**To do:** Which lines hold the word "xlabel"? Show each of them.
# Rows start
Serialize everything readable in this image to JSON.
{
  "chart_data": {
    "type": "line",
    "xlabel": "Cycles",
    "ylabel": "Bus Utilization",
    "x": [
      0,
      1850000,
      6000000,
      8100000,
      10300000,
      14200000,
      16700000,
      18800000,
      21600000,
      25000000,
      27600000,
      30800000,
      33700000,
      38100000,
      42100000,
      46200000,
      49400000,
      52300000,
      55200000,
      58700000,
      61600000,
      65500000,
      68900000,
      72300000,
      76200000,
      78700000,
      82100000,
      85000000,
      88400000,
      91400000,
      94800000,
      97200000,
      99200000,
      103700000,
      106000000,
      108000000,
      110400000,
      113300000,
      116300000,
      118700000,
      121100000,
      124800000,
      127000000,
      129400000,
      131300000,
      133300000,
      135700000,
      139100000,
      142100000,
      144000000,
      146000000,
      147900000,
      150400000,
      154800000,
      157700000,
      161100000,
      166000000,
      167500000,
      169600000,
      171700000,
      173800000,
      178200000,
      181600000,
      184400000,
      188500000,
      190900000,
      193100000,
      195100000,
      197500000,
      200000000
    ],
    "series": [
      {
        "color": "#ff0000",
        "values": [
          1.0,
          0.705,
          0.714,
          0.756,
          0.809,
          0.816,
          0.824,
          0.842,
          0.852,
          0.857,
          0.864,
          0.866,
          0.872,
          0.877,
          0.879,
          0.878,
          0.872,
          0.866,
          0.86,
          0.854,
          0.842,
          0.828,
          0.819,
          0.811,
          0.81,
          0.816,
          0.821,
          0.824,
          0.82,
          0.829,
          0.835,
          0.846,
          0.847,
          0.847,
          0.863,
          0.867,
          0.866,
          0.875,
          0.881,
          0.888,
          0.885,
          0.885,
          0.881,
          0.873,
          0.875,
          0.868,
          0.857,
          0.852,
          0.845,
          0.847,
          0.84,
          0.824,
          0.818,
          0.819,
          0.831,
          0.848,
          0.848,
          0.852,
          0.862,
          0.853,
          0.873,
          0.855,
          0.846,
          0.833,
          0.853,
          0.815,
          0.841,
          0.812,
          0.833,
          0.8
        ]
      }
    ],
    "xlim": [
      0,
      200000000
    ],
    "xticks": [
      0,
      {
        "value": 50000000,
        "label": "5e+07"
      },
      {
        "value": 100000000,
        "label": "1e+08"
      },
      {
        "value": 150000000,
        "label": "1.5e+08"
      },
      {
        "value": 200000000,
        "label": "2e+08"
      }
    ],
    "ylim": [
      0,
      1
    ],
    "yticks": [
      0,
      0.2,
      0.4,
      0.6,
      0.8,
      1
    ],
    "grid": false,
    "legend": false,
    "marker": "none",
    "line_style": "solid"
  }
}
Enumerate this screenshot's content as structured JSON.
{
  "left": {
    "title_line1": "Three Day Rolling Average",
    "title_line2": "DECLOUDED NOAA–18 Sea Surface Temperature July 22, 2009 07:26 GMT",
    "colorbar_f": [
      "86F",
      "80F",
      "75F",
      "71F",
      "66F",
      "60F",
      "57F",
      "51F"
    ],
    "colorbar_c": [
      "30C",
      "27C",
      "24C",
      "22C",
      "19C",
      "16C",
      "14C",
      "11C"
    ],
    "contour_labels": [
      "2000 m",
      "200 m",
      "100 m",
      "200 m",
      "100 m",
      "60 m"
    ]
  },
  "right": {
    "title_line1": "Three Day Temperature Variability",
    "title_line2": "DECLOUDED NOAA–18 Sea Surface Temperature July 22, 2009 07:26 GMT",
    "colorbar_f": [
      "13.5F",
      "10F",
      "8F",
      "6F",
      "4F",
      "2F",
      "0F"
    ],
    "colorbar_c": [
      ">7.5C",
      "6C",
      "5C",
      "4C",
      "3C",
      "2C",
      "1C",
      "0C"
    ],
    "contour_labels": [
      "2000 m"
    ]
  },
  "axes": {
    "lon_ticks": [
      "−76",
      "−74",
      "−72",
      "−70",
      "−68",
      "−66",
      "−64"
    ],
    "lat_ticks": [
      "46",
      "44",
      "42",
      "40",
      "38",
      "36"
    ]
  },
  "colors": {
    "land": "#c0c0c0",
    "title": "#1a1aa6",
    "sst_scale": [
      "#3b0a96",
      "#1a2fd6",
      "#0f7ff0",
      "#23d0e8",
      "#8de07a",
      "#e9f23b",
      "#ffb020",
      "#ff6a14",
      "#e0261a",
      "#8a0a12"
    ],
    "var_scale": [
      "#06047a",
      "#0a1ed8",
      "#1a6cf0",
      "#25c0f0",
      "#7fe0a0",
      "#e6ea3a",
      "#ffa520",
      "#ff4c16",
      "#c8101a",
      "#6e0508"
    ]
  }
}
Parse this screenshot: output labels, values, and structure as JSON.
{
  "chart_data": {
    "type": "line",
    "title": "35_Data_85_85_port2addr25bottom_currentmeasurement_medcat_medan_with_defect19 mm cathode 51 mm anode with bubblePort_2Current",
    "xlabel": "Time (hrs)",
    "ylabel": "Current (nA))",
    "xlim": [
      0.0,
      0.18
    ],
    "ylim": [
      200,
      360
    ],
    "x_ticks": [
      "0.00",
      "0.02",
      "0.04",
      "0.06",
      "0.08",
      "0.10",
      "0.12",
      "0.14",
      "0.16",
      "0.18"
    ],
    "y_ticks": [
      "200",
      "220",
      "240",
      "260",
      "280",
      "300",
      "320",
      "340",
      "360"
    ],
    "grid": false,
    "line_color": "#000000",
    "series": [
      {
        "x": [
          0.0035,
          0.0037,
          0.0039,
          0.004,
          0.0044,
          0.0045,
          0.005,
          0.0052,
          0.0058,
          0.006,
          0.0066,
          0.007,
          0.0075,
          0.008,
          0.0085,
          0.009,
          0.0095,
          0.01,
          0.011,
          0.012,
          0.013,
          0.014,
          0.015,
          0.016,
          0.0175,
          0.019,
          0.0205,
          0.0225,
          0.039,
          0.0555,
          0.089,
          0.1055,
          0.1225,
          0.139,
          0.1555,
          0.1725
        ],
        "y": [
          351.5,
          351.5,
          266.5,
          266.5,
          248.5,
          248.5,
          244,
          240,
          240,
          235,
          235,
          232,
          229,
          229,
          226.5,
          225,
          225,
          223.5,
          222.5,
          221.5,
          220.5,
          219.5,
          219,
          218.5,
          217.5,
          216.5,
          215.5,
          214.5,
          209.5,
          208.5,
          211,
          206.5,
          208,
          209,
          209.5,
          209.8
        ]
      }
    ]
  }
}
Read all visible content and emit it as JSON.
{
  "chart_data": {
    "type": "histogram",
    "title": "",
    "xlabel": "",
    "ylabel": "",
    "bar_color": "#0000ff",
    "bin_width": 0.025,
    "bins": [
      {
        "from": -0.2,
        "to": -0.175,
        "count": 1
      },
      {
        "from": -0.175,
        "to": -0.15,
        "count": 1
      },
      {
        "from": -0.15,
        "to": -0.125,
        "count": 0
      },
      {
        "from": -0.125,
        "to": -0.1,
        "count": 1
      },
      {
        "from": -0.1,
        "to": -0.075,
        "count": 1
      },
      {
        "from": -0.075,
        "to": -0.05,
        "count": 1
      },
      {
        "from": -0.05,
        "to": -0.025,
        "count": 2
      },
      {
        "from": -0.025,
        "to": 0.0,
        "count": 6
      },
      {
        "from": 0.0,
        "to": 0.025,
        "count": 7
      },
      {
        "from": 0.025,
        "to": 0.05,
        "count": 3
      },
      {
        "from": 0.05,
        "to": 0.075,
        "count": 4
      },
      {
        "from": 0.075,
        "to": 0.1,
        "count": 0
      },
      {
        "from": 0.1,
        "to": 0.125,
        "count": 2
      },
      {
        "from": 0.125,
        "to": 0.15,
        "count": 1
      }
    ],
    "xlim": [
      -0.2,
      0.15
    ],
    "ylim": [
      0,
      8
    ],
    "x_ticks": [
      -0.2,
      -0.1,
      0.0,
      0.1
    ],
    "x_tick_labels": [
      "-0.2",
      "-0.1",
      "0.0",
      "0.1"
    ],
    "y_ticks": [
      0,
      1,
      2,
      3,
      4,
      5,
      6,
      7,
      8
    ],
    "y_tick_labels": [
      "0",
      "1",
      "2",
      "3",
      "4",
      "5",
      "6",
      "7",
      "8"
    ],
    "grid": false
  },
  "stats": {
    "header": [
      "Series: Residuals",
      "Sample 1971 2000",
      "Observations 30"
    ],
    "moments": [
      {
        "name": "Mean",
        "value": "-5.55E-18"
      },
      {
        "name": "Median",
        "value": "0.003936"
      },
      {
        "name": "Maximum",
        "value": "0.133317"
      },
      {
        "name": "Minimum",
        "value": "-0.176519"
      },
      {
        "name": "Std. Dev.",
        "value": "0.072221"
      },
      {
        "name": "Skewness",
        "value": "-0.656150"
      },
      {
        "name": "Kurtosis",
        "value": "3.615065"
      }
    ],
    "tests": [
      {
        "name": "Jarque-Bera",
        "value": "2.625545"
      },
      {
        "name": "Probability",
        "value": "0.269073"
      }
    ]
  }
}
# Rows end
**Result for this exercise:**
    "xlabel": "Cycles",
    "xlabel": "Time (hrs)",
    "xlabel": "",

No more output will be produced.